**WHAT IS NEEDED:**
All of the records listed below should be retyped exactly.

* begin *

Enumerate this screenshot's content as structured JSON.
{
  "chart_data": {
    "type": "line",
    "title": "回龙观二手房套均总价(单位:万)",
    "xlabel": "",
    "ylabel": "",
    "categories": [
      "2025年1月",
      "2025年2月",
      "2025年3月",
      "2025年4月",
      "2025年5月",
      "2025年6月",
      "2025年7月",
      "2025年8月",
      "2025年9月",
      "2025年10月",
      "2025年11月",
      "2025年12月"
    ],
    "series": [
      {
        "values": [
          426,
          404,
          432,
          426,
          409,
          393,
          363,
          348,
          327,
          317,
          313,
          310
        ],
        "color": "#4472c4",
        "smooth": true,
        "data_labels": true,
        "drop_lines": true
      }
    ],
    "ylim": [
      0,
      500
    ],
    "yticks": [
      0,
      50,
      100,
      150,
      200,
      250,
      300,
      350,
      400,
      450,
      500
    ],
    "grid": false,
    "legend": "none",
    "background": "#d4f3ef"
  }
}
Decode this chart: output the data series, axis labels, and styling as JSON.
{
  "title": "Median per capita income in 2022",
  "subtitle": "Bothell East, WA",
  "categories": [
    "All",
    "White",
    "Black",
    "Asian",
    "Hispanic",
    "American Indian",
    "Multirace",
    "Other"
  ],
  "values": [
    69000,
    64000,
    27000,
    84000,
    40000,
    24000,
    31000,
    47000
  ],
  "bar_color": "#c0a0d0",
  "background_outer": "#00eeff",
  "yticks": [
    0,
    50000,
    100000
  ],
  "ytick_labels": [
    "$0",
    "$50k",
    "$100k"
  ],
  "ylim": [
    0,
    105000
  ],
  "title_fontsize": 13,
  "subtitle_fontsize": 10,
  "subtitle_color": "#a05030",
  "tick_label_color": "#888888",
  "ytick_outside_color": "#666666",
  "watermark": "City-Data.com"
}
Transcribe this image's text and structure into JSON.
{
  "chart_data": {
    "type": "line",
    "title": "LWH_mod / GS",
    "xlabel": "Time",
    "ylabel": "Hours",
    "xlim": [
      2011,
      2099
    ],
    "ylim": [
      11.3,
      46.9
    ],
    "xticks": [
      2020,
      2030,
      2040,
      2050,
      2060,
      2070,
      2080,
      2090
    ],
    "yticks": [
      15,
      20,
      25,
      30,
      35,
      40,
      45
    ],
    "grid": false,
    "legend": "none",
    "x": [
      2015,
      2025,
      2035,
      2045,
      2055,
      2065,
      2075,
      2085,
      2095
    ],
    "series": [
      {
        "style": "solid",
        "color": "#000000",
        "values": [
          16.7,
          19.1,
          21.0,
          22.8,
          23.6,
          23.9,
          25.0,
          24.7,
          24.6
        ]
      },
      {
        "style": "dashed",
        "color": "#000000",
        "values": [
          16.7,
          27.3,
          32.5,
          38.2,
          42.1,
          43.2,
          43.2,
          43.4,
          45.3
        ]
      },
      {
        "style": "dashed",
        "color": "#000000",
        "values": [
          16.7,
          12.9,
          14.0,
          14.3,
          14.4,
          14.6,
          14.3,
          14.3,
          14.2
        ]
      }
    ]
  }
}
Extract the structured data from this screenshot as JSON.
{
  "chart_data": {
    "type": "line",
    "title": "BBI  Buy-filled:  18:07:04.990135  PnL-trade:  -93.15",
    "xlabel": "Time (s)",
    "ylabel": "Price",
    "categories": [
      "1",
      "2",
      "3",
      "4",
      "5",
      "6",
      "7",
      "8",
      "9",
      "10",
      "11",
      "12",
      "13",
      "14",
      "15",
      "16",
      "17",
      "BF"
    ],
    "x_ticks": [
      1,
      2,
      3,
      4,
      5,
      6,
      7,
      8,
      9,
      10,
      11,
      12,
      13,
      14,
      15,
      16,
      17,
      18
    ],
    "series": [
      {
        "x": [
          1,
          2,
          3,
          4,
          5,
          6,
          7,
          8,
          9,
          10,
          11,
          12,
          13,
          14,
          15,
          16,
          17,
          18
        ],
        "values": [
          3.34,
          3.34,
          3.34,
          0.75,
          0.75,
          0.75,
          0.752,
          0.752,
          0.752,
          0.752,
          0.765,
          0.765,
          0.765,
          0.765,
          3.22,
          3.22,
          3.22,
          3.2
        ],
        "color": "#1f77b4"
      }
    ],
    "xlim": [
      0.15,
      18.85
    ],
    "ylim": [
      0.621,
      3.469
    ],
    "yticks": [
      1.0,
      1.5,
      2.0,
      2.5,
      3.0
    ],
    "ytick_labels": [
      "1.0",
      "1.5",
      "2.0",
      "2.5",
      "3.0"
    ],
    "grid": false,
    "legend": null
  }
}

* end *

**THE RESULT:**
Enumerate this screenshot's content as structured JSON.
{
  "chart_data": {
    "type": "line",
    "title": "回龙观二手房套均总价(单位:万)",
    "xlabel": "",
    "ylabel": "",
    "categories": [
      "2025年1月",
      "2025年2月",
      "2025年3月",
      "2025年4月",
      "2025年5月",
      "2025年6月",
      "2025年7月",
      "2025年8月",
      "2025年9月",
      "2025年10月",
      "2025年11月",
      "2025年12月"
    ],
    "series": [
      {
        "values": [
          426,
          404,
          432,
          426,
          409,
          393,
          363,
          348,
          327,
          317,
          313,
          310
        ],
        "color": "#4472c4",
        "smooth": true,
        "data_labels": true,
        "drop_lines": true
      }
    ],
    "ylim": [
      0,
      500
    ],
    "yticks": [
      0,
      50,
      100,
      150,
      200,
      250,
      300,
      350,
      400,
      450,
      500
    ],
    "grid": false,
    "legend": "none",
    "background": "#d4f3ef"
  }
}
Decode this chart: output the data series, axis labels, and styling as JSON.
{
  "title": "Median per capita income in 2022",
  "subtitle": "Bothell East, WA",
  "categories": [
    "All",
    "White",
    "Black",
    "Asian",
    "Hispanic",
    "American Indian",
    "Multirace",
    "Other"
  ],
  "values": [
    69000,
    64000,
    27000,
    84000,
    40000,
    24000,
    31000,
    47000
  ],
  "bar_color": "#c0a0d0",
  "background_outer": "#00eeff",
  "yticks": [
    0,
    50000,
    100000
  ],
  "ytick_labels": [
    "$0",
    "$50k",
    "$100k"
  ],
  "ylim": [
    0,
    105000
  ],
  "title_fontsize": 13,
  "subtitle_fontsize": 10,
  "subtitle_color": "#a05030",
  "tick_label_color": "#888888",
  "ytick_outside_color": "#666666",
  "watermark": "City-Data.com"
}
Transcribe this image's text and structure into JSON.
{
  "chart_data": {
    "type": "line",
    "title": "LWH_mod / GS",
    "xlabel": "Time",
    "ylabel": "Hours",
    "xlim": [
      2011,
      2099
    ],
    "ylim": [
      11.3,
      46.9
    ],
    "xticks": [
      2020,
      2030,
      2040,
      2050,
      2060,
      2070,
      2080,
      2090
    ],
    "yticks": [
      15,
      20,
      25,
      30,
      35,
      40,
      45
    ],
    "grid": false,
    "legend": "none",
    "x": [
      2015,
      2025,
      2035,
      2045,
      2055,
      2065,
      2075,
      2085,
      2095
    ],
    "series": [
      {
        "style": "solid",
        "color": "#000000",
        "values": [
          16.7,
          19.1,
          21.0,
          22.8,
          23.6,
          23.9,
          25.0,
          24.7,
          24.6
        ]
      },
      {
        "style": "dashed",
        "color": "#000000",
        "values": [
          16.7,
          27.3,
          32.5,
          38.2,
          42.1,
          43.2,
          43.2,
          43.4,
          45.3
        ]
      },
      {
        "style": "dashed",
        "color": "#000000",
        "values": [
          16.7,
          12.9,
          14.0,
          14.3,
          14.4,
          14.6,
          14.3,
          14.3,
          14.2
        ]
      }
    ]
  }
}
Extract the structured data from this screenshot as JSON.
{
  "chart_data": {
    "type": "line",
    "title": "BBI  Buy-filled:  18:07:04.990135  PnL-trade:  -93.15",
    "xlabel": "Time (s)",
    "ylabel": "Price",
    "categories": [
      "1",
      "2",
      "3",
      "4",
      "5",
      "6",
      "7",
      "8",
      "9",
      "10",
      "11",
      "12",
      "13",
      "14",
      "15",
      "16",
      "17",
      "BF"
    ],
    "x_ticks": [
      1,
      2,
      3,
      4,
      5,
      6,
      7,
      8,
      9,
      10,
      11,
      12,
      13,
      14,
      15,
      16,
      17,
      18
    ],
    "series": [
      {
        "x": [
          1,
          2,
          3,
          4,
          5,
          6,
          7,
          8,
          9,
          10,
          11,
          12,
          13,
          14,
          15,
          16,
          17,
          18
        ],
        "values": [
          3.34,
          3.34,
          3.34,
          0.75,
          0.75,
          0.75,
          0.752,
          0.752,
          0.752,
          0.752,
          0.765,
          0.765,
          0.765,
          0.765,
          3.22,
          3.22,
          3.22,
          3.2
        ],
        "color": "#1f77b4"
      }
    ],
    "xlim": [
      0.15,
      18.85
    ],
    "ylim": [
      0.621,
      3.469
    ],
    "yticks": [
      1.0,
      1.5,
      2.0,
      2.5,
      3.0
    ],
    "ytick_labels": [
      "1.0",
      "1.5",
      "2.0",
      "2.5",
      "3.0"
    ],
    "grid": false,
    "legend": null
  }
}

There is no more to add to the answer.